List every line in this data where the string "must" occurs.

> _Material for the task_:
□ □ □ □

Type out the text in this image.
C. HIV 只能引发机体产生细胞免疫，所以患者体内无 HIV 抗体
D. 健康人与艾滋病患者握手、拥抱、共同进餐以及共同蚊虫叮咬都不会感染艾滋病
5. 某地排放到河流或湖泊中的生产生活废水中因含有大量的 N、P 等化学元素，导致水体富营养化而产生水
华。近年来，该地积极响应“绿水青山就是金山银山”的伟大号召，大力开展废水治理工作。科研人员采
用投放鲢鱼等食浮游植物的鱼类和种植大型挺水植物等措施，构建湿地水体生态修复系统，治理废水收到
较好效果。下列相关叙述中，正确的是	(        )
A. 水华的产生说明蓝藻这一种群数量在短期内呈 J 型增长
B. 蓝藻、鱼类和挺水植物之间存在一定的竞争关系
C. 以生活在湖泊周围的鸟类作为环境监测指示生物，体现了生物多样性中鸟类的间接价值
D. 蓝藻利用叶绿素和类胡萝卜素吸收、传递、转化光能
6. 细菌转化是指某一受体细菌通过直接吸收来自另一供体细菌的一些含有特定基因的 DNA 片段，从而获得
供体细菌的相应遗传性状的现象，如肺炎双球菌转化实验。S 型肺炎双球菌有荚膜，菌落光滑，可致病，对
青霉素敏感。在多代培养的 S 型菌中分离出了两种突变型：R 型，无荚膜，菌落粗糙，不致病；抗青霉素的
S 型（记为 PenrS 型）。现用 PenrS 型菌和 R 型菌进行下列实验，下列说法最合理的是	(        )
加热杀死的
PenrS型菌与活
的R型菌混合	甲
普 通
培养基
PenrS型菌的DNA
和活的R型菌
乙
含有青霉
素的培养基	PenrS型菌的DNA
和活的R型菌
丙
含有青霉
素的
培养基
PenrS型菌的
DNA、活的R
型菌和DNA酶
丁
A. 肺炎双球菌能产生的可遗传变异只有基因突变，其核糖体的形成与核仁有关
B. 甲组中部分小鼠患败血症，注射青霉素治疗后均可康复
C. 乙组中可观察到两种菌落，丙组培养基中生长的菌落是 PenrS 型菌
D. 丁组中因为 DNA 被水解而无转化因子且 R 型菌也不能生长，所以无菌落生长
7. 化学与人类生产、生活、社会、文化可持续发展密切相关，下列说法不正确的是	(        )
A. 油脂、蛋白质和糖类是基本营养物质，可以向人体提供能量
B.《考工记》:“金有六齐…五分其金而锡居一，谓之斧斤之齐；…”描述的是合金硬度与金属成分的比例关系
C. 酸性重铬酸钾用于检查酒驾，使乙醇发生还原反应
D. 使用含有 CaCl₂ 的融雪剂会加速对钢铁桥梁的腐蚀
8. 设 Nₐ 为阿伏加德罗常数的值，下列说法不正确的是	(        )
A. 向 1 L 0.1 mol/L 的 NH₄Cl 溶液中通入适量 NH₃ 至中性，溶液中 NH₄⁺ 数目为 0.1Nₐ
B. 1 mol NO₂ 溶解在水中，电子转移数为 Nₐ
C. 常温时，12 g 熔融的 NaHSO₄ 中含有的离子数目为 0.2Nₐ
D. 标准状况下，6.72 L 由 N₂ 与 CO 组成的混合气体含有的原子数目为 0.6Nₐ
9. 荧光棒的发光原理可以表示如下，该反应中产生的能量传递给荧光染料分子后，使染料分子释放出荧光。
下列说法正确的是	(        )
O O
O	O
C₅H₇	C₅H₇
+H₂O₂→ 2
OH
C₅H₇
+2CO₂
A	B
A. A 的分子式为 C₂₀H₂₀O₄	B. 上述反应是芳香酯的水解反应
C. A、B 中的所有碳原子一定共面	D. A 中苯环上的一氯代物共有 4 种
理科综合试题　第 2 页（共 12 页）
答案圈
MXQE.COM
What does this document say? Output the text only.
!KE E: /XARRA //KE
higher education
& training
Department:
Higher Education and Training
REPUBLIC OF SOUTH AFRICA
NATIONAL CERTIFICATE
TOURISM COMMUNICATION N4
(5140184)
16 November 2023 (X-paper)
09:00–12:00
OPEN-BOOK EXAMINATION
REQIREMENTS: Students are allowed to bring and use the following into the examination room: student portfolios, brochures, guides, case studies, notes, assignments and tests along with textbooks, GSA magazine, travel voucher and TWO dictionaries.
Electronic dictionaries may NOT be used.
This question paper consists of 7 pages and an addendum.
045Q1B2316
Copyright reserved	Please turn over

□ □ □ □

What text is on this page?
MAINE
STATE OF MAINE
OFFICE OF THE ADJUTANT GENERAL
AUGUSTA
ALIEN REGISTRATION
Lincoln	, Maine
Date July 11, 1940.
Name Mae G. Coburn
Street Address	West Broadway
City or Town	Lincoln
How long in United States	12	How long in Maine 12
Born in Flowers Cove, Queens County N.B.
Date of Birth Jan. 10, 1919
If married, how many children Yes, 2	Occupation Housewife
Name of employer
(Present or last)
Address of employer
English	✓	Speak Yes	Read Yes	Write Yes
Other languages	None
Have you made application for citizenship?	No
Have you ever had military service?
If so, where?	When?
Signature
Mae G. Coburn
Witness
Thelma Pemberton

□ □ □ □

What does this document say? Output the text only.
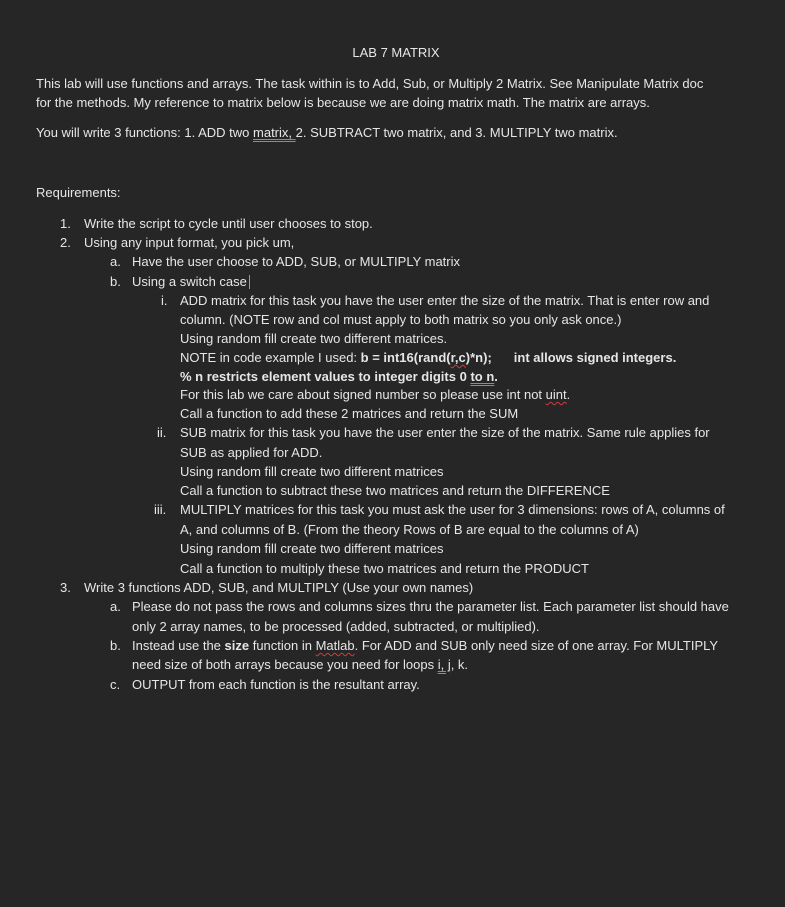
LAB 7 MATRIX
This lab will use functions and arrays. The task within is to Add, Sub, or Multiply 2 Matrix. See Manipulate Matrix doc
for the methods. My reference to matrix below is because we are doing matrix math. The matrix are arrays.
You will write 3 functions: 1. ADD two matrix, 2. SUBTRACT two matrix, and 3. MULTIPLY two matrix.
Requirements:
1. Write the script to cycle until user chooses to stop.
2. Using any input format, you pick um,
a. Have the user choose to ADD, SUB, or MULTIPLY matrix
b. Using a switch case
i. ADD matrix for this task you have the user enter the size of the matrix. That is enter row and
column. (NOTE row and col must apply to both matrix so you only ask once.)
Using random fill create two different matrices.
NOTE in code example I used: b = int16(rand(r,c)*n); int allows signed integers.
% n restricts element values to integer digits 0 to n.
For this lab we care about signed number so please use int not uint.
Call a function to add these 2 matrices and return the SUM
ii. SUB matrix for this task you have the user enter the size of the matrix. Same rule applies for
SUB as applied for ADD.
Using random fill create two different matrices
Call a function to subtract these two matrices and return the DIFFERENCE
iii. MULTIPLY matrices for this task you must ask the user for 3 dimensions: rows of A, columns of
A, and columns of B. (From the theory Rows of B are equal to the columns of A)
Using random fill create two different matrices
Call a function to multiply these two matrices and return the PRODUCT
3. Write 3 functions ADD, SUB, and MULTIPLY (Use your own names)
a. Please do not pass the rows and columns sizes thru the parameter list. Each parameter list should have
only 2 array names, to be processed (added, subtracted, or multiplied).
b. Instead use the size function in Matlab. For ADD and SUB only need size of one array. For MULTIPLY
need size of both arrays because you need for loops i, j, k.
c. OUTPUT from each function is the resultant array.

□ □ □ □

> _Solution_:
column. (NOTE row and col must apply to both matrix so you only ask once.)
iii. MULTIPLY matrices for this task you must ask the user for 3 dimensions: rows of A, columns of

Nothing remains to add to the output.